§ Given records
□ □ □ □ □ □ □

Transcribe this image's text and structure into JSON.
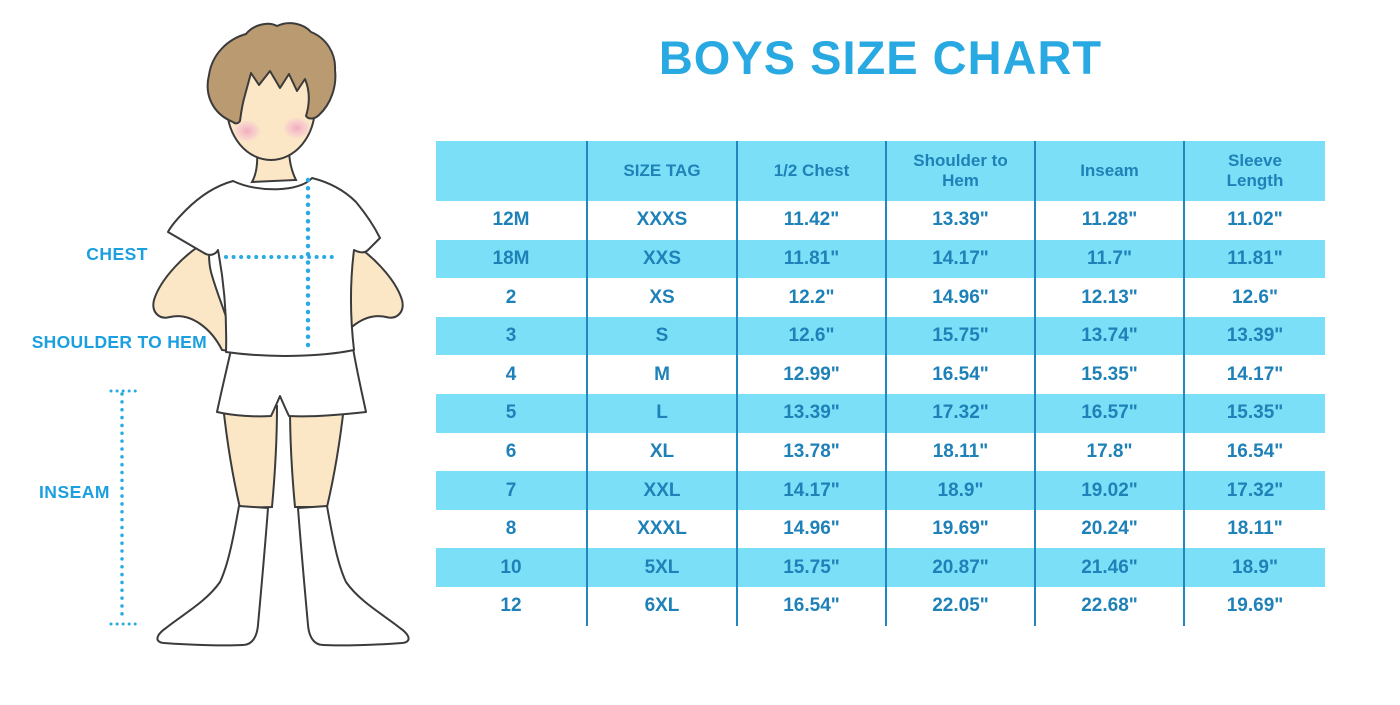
{
  "title": "BOYS SIZE CHART",
  "colors": {
    "title_blue": "#29A9E1",
    "table_text_blue": "#1E81B8",
    "row_stripe_cyan": "#7BE0F7",
    "column_divider_blue": "#2287BE",
    "measure_label_blue": "#1B9FE0",
    "dotted_line_cyan": "#29ABE2",
    "skin": "#FBE7C6",
    "hair_brown": "#BA9B71",
    "cheek_pink": "#F2A8BC"
  },
  "figure": {
    "labels": {
      "chest": "CHEST",
      "shoulder_to_hem": "SHOULDER TO HEM",
      "inseam": "INSEAM"
    }
  },
  "chart_data": {
    "type": "table",
    "title": "BOYS SIZE CHART",
    "columns": [
      "",
      "SIZE TAG",
      "1/2 Chest",
      "Shoulder to Hem",
      "Inseam",
      "Sleeve Length"
    ],
    "rows": [
      [
        "12M",
        "XXXS",
        "11.42\"",
        "13.39\"",
        "11.28\"",
        "11.02\""
      ],
      [
        "18M",
        "XXS",
        "11.81\"",
        "14.17\"",
        "11.7\"",
        "11.81\""
      ],
      [
        "2",
        "XS",
        "12.2\"",
        "14.96\"",
        "12.13\"",
        "12.6\""
      ],
      [
        "3",
        "S",
        "12.6\"",
        "15.75\"",
        "13.74\"",
        "13.39\""
      ],
      [
        "4",
        "M",
        "12.99\"",
        "16.54\"",
        "15.35\"",
        "14.17\""
      ],
      [
        "5",
        "L",
        "13.39\"",
        "17.32\"",
        "16.57\"",
        "15.35\""
      ],
      [
        "6",
        "XL",
        "13.78\"",
        "18.11\"",
        "17.8\"",
        "16.54\""
      ],
      [
        "7",
        "XXL",
        "14.17\"",
        "18.9\"",
        "19.02\"",
        "17.32\""
      ],
      [
        "8",
        "XXXL",
        "14.96\"",
        "19.69\"",
        "20.24\"",
        "18.11\""
      ],
      [
        "10",
        "5XL",
        "15.75\"",
        "20.87\"",
        "21.46\"",
        "18.9\""
      ],
      [
        "12",
        "6XL",
        "16.54\"",
        "22.05\"",
        "22.68\"",
        "19.69\""
      ]
    ],
    "layout": {
      "header_background": "#7BE0F7",
      "striped_data_rows": [
        1,
        3,
        5,
        7,
        9
      ],
      "units": "inches"
    }
  }
}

□ □ □ □ □ □ □

§ Exercise directions
Repeat each record exactly as shown above, dropping all images.

§ Full response
Transcribe this image's text and structure into JSON.
{
  "title": "BOYS SIZE CHART",
  "colors": {
    "title_blue": "#29A9E1",
    "table_text_blue": "#1E81B8",
    "row_stripe_cyan": "#7BE0F7",
    "column_divider_blue": "#2287BE",
    "measure_label_blue": "#1B9FE0",
    "dotted_line_cyan": "#29ABE2",
    "skin": "#FBE7C6",
    "hair_brown": "#BA9B71",
    "cheek_pink": "#F2A8BC"
  },
  "figure": {
    "labels": {
      "chest": "CHEST",
      "shoulder_to_hem": "SHOULDER TO HEM",
      "inseam": "INSEAM"
    }
  },
  "chart_data": {
    "type": "table",
    "title": "BOYS SIZE CHART",
    "columns": [
      "",
      "SIZE TAG",
      "1/2 Chest",
      "Shoulder to Hem",
      "Inseam",
      "Sleeve Length"
    ],
    "rows": [
      [
        "12M",
        "XXXS",
        "11.42\"",
        "13.39\"",
        "11.28\"",
        "11.02\""
      ],
      [
        "18M",
        "XXS",
        "11.81\"",
        "14.17\"",
        "11.7\"",
        "11.81\""
      ],
      [
        "2",
        "XS",
        "12.2\"",
        "14.96\"",
        "12.13\"",
        "12.6\""
      ],
      [
        "3",
        "S",
        "12.6\"",
        "15.75\"",
        "13.74\"",
        "13.39\""
      ],
      [
        "4",
        "M",
        "12.99\"",
        "16.54\"",
        "15.35\"",
        "14.17\""
      ],
      [
        "5",
        "L",
        "13.39\"",
        "17.32\"",
        "16.57\"",
        "15.35\""
      ],
      [
        "6",
        "XL",
        "13.78\"",
        "18.11\"",
        "17.8\"",
        "16.54\""
      ],
      [
        "7",
        "XXL",
        "14.17\"",
        "18.9\"",
        "19.02\"",
        "17.32\""
      ],
      [
        "8",
        "XXXL",
        "14.96\"",
        "19.69\"",
        "20.24\"",
        "18.11\""
      ],
      [
        "10",
        "5XL",
        "15.75\"",
        "20.87\"",
        "21.46\"",
        "18.9\""
      ],
      [
        "12",
        "6XL",
        "16.54\"",
        "22.05\"",
        "22.68\"",
        "19.69\""
      ]
    ],
    "layout": {
      "header_background": "#7BE0F7",
      "striped_data_rows": [
        1,
        3,
        5,
        7,
        9
      ],
      "units": "inches"
    }
  }
}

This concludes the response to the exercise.